◆ **Given task**: Scan the listing below and copy every line holding "temperature".

[Extracted records]

□ □ □ □ □ □ □

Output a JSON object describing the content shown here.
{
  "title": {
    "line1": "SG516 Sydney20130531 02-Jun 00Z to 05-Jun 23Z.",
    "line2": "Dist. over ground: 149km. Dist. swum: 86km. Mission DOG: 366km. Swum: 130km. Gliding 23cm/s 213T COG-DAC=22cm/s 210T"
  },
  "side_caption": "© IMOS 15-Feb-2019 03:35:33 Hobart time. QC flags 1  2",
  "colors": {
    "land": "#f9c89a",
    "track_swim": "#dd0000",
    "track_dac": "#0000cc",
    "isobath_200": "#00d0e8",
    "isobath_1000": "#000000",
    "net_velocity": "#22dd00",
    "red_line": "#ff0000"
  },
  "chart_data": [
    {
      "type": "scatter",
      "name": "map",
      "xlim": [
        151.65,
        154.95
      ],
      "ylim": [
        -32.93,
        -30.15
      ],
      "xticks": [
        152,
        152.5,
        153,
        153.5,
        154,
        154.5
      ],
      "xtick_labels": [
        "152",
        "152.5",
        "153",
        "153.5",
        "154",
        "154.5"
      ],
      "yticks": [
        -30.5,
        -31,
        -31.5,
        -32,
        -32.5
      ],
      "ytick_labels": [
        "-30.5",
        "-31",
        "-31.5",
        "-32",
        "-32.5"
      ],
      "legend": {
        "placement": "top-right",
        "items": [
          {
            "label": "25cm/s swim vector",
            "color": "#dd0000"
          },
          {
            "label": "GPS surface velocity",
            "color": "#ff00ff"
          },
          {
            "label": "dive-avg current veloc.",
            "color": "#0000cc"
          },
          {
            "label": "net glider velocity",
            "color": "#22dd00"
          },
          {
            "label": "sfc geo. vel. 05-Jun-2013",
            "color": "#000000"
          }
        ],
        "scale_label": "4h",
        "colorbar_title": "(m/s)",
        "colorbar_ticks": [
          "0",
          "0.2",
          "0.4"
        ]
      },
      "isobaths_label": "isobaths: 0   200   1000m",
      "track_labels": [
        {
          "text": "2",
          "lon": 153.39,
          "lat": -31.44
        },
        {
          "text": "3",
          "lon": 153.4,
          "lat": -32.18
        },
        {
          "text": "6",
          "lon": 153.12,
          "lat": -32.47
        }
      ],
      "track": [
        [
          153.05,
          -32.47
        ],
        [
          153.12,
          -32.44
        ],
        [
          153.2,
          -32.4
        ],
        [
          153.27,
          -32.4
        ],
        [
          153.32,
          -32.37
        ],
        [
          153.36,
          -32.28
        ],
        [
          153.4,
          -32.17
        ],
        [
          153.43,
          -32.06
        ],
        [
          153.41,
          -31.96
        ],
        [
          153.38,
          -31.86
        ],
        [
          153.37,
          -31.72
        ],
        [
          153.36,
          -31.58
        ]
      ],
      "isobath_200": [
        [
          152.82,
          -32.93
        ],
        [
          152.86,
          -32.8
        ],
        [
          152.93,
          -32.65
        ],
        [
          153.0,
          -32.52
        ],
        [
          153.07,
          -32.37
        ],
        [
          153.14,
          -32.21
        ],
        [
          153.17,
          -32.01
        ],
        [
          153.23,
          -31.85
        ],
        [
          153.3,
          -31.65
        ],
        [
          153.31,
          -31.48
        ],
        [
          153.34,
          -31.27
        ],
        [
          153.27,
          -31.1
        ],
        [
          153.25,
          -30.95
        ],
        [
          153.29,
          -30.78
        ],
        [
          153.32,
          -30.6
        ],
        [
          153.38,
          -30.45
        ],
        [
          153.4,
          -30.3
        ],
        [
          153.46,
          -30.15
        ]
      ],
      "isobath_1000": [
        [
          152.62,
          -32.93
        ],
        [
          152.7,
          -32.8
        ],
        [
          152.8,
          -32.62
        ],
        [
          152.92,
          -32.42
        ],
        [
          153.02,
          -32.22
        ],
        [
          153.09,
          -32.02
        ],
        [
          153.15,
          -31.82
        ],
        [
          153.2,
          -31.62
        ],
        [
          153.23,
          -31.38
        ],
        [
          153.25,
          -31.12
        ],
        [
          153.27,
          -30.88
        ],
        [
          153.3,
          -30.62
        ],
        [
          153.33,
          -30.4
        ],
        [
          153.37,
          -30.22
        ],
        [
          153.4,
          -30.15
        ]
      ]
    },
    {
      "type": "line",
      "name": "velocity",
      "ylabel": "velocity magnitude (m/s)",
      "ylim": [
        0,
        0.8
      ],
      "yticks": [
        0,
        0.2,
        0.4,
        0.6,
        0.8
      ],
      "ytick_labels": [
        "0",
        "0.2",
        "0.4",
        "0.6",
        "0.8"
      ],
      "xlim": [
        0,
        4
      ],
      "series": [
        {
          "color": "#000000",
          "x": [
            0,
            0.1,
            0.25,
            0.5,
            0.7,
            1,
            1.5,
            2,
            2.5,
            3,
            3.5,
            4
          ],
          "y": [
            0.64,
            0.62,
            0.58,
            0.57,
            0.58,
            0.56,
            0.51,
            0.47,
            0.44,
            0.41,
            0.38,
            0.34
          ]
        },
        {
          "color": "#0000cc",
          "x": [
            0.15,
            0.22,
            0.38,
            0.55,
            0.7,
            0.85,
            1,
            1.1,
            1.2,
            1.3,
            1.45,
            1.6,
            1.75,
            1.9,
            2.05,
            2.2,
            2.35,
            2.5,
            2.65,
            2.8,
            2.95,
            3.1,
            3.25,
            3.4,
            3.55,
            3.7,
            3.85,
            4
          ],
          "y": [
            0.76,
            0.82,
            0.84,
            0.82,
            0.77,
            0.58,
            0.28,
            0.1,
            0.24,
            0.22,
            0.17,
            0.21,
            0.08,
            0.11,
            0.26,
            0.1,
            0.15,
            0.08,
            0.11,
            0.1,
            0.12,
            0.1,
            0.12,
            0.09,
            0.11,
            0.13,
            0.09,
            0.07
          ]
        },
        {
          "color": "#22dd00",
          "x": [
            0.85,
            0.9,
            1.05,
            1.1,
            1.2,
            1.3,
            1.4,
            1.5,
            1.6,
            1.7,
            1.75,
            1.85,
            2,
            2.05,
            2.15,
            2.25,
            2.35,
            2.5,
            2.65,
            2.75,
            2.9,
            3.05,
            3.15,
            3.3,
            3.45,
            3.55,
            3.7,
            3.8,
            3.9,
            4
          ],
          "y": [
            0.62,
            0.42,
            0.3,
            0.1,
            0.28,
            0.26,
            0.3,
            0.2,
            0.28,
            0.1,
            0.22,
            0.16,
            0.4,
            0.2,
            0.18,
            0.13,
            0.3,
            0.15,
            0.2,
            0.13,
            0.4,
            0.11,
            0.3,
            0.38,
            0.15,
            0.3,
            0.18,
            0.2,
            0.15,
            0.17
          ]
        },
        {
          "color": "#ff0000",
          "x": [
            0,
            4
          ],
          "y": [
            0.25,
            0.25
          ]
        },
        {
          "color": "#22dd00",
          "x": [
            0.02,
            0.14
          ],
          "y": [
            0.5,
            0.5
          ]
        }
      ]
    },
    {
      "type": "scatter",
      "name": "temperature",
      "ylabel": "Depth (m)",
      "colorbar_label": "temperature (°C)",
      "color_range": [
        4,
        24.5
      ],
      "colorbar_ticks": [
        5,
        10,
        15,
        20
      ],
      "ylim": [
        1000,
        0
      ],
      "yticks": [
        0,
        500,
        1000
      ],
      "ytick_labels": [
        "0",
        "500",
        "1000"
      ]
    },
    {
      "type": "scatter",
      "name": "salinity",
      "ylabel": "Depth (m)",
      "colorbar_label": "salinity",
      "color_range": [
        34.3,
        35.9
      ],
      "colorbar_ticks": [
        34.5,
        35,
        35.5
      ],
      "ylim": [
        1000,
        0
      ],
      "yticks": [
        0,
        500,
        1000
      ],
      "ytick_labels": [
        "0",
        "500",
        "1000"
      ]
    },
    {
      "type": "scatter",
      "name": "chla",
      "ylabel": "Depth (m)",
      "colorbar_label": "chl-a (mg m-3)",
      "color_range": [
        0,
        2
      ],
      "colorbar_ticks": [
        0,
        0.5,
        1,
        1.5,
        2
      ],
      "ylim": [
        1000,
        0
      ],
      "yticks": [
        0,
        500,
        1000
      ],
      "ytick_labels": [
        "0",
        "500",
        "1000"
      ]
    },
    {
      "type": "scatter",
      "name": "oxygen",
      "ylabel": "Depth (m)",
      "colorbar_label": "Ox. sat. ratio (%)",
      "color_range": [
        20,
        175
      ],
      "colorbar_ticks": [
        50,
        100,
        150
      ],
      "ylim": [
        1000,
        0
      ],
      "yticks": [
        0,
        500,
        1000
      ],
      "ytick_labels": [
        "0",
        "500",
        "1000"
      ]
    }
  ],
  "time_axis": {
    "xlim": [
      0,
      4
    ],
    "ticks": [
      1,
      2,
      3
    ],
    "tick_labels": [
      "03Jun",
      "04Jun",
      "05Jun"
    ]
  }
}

□ □ □ □ □ □ □

◆ **Result**:
      "name": "temperature",
      "colorbar_label": "temperature (°C)",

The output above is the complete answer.